── EXCERPTED DATA ──
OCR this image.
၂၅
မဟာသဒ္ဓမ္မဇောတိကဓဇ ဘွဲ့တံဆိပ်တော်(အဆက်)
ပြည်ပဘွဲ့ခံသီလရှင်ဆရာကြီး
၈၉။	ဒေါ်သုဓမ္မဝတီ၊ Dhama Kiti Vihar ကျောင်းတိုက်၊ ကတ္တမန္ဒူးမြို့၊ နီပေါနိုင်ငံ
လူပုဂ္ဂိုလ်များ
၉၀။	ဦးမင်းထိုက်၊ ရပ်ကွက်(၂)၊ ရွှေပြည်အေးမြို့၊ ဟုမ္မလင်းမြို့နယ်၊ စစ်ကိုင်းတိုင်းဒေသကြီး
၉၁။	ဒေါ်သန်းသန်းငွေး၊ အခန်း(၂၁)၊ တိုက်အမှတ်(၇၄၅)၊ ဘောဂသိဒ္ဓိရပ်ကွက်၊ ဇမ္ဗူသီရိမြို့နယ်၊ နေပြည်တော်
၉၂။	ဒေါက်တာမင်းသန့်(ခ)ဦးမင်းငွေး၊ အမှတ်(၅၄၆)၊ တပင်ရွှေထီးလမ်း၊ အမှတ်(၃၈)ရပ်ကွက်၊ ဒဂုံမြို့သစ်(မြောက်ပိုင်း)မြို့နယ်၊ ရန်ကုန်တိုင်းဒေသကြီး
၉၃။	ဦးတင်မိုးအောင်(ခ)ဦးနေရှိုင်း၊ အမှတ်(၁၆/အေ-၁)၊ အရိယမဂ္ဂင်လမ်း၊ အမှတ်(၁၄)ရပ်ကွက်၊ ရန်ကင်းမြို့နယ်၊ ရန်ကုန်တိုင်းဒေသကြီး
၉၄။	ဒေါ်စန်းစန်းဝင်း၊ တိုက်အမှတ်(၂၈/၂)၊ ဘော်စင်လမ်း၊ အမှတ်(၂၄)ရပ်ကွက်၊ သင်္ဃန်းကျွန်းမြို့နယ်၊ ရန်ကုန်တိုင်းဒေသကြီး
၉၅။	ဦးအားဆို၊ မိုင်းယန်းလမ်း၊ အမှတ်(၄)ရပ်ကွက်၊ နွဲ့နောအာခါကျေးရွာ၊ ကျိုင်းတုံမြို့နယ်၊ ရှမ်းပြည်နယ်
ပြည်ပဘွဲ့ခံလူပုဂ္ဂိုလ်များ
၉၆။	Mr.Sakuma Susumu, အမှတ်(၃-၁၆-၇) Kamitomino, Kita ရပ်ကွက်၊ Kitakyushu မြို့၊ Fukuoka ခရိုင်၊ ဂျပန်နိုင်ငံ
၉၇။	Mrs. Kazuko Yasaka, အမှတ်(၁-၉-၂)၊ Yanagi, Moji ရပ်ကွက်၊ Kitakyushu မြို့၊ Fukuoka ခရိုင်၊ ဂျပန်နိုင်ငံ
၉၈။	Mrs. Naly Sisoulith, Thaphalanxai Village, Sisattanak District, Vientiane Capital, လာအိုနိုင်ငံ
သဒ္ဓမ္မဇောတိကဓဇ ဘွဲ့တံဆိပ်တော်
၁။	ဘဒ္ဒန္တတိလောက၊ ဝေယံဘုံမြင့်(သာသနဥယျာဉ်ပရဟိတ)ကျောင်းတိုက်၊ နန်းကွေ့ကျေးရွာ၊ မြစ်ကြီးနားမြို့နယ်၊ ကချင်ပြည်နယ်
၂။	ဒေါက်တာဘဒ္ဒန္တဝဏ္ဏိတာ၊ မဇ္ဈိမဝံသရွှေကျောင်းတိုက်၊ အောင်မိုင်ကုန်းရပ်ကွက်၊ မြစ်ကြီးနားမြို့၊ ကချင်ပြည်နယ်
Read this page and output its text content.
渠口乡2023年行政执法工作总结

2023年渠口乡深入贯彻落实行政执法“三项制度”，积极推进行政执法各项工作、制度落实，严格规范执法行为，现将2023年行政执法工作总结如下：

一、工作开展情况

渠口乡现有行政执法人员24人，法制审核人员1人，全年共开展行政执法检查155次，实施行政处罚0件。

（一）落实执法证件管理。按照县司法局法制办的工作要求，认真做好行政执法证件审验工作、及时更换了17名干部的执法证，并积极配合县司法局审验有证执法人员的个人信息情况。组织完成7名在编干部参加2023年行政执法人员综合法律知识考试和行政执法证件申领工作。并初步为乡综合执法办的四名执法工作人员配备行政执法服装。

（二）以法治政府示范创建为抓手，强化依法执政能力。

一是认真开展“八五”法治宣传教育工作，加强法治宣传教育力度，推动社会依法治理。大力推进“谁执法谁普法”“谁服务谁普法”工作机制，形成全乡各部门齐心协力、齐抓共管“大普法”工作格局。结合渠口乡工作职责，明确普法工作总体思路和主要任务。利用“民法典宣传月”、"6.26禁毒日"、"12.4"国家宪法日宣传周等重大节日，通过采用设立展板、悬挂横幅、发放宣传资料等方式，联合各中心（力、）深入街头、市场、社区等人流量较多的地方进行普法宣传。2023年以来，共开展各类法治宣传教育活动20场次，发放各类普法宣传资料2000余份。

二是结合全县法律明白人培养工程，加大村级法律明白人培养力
───
WORK REQUIRED:
Identify each line holding the string "Fukuoka", and copy it out.

ANSWER IN FULL:
၉၆။	Mr.Sakuma Susumu, အမှတ်(၃-၁၆-၇) Kamitomino, Kita ရပ်ကွက်၊ Kitakyushu မြို့၊ Fukuoka ခရိုင်၊ ဂျပန်နိုင်ငံ
၉၇။	Mrs. Kazuko Yasaka, အမှတ်(၁-၉-၂)၊ Yanagi, Moji ရပ်ကွက်၊ Kitakyushu မြို့၊ Fukuoka ခရိုင်၊ ဂျပန်နိုင်ငံ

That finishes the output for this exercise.